EXCERPTED DATA: Begin
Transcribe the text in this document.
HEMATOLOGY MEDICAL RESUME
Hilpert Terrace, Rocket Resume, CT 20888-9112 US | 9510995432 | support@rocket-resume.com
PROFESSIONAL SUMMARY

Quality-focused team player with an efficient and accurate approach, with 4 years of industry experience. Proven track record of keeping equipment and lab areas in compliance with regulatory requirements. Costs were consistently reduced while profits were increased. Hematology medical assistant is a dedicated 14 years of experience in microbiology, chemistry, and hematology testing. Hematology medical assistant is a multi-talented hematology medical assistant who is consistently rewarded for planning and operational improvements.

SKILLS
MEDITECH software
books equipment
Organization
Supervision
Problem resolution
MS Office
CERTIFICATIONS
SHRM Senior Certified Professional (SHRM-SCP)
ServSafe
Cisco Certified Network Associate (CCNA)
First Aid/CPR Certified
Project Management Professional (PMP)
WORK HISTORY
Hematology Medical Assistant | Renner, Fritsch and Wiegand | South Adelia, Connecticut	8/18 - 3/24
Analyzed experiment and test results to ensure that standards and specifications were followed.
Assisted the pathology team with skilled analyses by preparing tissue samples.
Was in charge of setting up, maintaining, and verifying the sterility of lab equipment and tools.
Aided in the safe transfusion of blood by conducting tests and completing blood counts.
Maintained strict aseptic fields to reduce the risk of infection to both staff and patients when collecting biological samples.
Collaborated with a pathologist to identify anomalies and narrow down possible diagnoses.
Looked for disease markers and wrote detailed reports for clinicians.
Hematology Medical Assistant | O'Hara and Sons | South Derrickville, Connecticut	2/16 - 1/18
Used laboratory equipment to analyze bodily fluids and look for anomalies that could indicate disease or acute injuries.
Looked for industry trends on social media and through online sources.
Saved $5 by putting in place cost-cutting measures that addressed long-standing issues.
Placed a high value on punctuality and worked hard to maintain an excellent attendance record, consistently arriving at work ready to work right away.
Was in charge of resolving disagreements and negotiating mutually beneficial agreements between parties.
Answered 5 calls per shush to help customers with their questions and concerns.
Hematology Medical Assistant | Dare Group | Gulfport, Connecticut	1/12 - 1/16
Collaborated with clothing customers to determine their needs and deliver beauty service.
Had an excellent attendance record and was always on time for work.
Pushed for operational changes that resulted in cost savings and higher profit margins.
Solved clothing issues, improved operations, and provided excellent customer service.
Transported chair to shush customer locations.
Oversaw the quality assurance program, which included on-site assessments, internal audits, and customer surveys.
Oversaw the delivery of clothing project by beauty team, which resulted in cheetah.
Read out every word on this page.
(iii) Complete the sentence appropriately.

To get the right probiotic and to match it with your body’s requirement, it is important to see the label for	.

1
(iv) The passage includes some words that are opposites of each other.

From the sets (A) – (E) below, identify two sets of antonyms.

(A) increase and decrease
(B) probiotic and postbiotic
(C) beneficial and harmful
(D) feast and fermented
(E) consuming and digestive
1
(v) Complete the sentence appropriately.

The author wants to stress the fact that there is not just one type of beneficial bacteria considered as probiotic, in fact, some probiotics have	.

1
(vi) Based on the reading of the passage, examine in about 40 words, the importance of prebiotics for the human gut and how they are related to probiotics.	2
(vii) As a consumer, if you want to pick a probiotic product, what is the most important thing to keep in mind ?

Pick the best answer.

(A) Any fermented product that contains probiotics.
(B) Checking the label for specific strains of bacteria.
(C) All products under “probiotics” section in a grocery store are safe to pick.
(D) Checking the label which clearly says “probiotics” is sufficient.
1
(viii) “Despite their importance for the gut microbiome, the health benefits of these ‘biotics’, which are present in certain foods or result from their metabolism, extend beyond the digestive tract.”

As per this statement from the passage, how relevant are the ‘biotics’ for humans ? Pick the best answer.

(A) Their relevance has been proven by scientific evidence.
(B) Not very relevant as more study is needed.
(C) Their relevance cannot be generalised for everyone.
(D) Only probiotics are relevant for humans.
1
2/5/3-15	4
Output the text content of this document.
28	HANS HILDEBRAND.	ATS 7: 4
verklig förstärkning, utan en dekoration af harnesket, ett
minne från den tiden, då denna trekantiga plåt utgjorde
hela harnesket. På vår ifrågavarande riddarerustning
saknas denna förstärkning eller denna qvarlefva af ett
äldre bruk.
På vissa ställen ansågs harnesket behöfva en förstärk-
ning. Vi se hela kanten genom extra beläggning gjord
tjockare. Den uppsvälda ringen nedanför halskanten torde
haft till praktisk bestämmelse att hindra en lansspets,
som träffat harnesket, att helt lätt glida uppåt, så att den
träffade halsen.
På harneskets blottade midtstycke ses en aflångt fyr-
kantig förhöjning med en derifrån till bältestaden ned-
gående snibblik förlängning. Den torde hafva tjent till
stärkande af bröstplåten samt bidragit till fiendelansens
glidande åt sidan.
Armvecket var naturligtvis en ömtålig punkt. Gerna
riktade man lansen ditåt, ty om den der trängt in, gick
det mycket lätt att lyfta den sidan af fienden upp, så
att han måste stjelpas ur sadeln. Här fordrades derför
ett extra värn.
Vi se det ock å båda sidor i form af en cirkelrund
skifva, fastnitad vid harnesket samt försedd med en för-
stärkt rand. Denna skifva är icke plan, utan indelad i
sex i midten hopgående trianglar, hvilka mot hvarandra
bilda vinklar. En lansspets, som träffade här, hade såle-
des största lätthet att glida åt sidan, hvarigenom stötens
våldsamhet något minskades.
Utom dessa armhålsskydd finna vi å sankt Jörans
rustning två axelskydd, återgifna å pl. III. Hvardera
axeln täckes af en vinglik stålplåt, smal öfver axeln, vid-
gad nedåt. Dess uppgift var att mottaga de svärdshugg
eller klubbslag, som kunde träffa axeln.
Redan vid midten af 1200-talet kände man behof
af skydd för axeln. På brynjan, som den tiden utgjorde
EXCERPTED DATA: End
▸ **TASK REQUIREMENTS**:
List every line in the records above that contains the word "this".

▸ **ANSWER FOR THE TASK**:
Transcribe the text in this document.
Read out every word on this page.
As per this statement from the passage, how relevant are the ‘biotics’ for humans ? Pick the best answer.
Output the text content of this document.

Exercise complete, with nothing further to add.